(Chart and figure data)
....................

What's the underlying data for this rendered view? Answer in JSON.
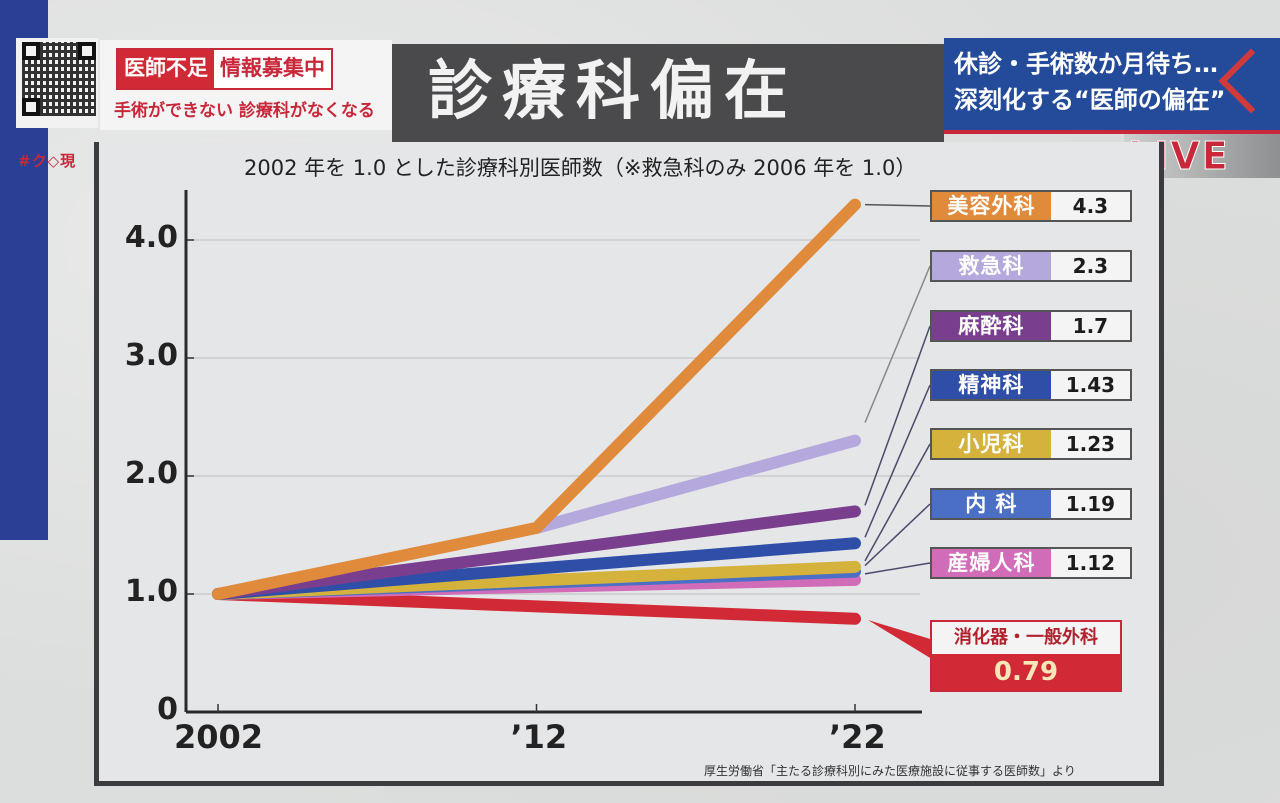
{
  "header": {
    "tag_left": "医師不足",
    "tag_right": "情報募集中",
    "tag_sub": "手術ができない 診療科がなくなる",
    "handle": "#ク◇現",
    "title": "診療科偏在",
    "news_line1": "休診・手術数か月待ち…",
    "news_line2": "深刻化する“医師の偏在”",
    "live": "LIVE"
  },
  "icons": {
    "qr": "qr-code-icon",
    "chevron": "chevron-right-icon"
  },
  "chart_data": {
    "type": "line",
    "title": "2002 年を 1.0 とした診療科別医師数（※救急科のみ 2006 年を 1.0）",
    "xlabel": "",
    "ylabel": "",
    "x": [
      2002,
      2012,
      2022
    ],
    "x_tick_labels": [
      "2002",
      "’12",
      "’22"
    ],
    "y_ticks": [
      0,
      1.0,
      2.0,
      3.0,
      4.0
    ],
    "y_tick_labels": [
      "0",
      "1.0",
      "2.0",
      "3.0",
      "4.0"
    ],
    "ylim": [
      0,
      4.6
    ],
    "grid": true,
    "legend": "right",
    "series": [
      {
        "name": "美容外科",
        "color": "#e08a3c",
        "points": [
          [
            2002,
            1.0
          ],
          [
            2012,
            1.56
          ],
          [
            2022,
            4.3
          ]
        ],
        "label": "4.3"
      },
      {
        "name": "救急科",
        "color": "#b4a8dc",
        "points": [
          [
            2012,
            1.56
          ],
          [
            2022,
            2.3
          ]
        ],
        "label": "2.3"
      },
      {
        "name": "麻酔科",
        "color": "#7a3e8e",
        "points": [
          [
            2002,
            1.0
          ],
          [
            2022,
            1.7
          ]
        ],
        "label": "1.7"
      },
      {
        "name": "精神科",
        "color": "#2f4ea8",
        "points": [
          [
            2002,
            1.0
          ],
          [
            2022,
            1.43
          ]
        ],
        "label": "1.43"
      },
      {
        "name": "小児科",
        "color": "#d4b23c",
        "points": [
          [
            2002,
            1.0
          ],
          [
            2022,
            1.23
          ]
        ],
        "label": "1.23"
      },
      {
        "name": "内 科",
        "color": "#4a6fc4",
        "points": [
          [
            2002,
            1.0
          ],
          [
            2022,
            1.19
          ]
        ],
        "label": "1.19"
      },
      {
        "name": "産婦人科",
        "color": "#d06cb8",
        "points": [
          [
            2002,
            1.0
          ],
          [
            2022,
            1.12
          ]
        ],
        "label": "1.12"
      },
      {
        "name": "消化器・一般外科",
        "color": "#d12a36",
        "points": [
          [
            2002,
            1.0
          ],
          [
            2022,
            0.79
          ]
        ],
        "label": "0.79"
      }
    ],
    "source": "厚生労働省「主たる診療科別にみた医療施設に従事する医師数」より"
  }
}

....................

▸ Set problem: Every entry must be transcribed exactly. Pictures do not belong in the copy.

▸ Task response:
What's the underlying data for this rendered view? Answer in JSON.
{
  "header": {
    "tag_left": "医師不足",
    "tag_right": "情報募集中",
    "tag_sub": "手術ができない 診療科がなくなる",
    "handle": "#ク◇現",
    "title": "診療科偏在",
    "news_line1": "休診・手術数か月待ち…",
    "news_line2": "深刻化する“医師の偏在”",
    "live": "LIVE"
  },
  "icons": {
    "qr": "qr-code-icon",
    "chevron": "chevron-right-icon"
  },
  "chart_data": {
    "type": "line",
    "title": "2002 年を 1.0 とした診療科別医師数（※救急科のみ 2006 年を 1.0）",
    "xlabel": "",
    "ylabel": "",
    "x": [
      2002,
      2012,
      2022
    ],
    "x_tick_labels": [
      "2002",
      "’12",
      "’22"
    ],
    "y_ticks": [
      0,
      1.0,
      2.0,
      3.0,
      4.0
    ],
    "y_tick_labels": [
      "0",
      "1.0",
      "2.0",
      "3.0",
      "4.0"
    ],
    "ylim": [
      0,
      4.6
    ],
    "grid": true,
    "legend": "right",
    "series": [
      {
        "name": "美容外科",
        "color": "#e08a3c",
        "points": [
          [
            2002,
            1.0
          ],
          [
            2012,
            1.56
          ],
          [
            2022,
            4.3
          ]
        ],
        "label": "4.3"
      },
      {
        "name": "救急科",
        "color": "#b4a8dc",
        "points": [
          [
            2012,
            1.56
          ],
          [
            2022,
            2.3
          ]
        ],
        "label": "2.3"
      },
      {
        "name": "麻酔科",
        "color": "#7a3e8e",
        "points": [
          [
            2002,
            1.0
          ],
          [
            2022,
            1.7
          ]
        ],
        "label": "1.7"
      },
      {
        "name": "精神科",
        "color": "#2f4ea8",
        "points": [
          [
            2002,
            1.0
          ],
          [
            2022,
            1.43
          ]
        ],
        "label": "1.43"
      },
      {
        "name": "小児科",
        "color": "#d4b23c",
        "points": [
          [
            2002,
            1.0
          ],
          [
            2022,
            1.23
          ]
        ],
        "label": "1.23"
      },
      {
        "name": "内 科",
        "color": "#4a6fc4",
        "points": [
          [
            2002,
            1.0
          ],
          [
            2022,
            1.19
          ]
        ],
        "label": "1.19"
      },
      {
        "name": "産婦人科",
        "color": "#d06cb8",
        "points": [
          [
            2002,
            1.0
          ],
          [
            2022,
            1.12
          ]
        ],
        "label": "1.12"
      },
      {
        "name": "消化器・一般外科",
        "color": "#d12a36",
        "points": [
          [
            2002,
            1.0
          ],
          [
            2022,
            0.79
          ]
        ],
        "label": "0.79"
      }
    ],
    "source": "厚生労働省「主たる診療科別にみた医療施設に従事する医師数」より"
  }
}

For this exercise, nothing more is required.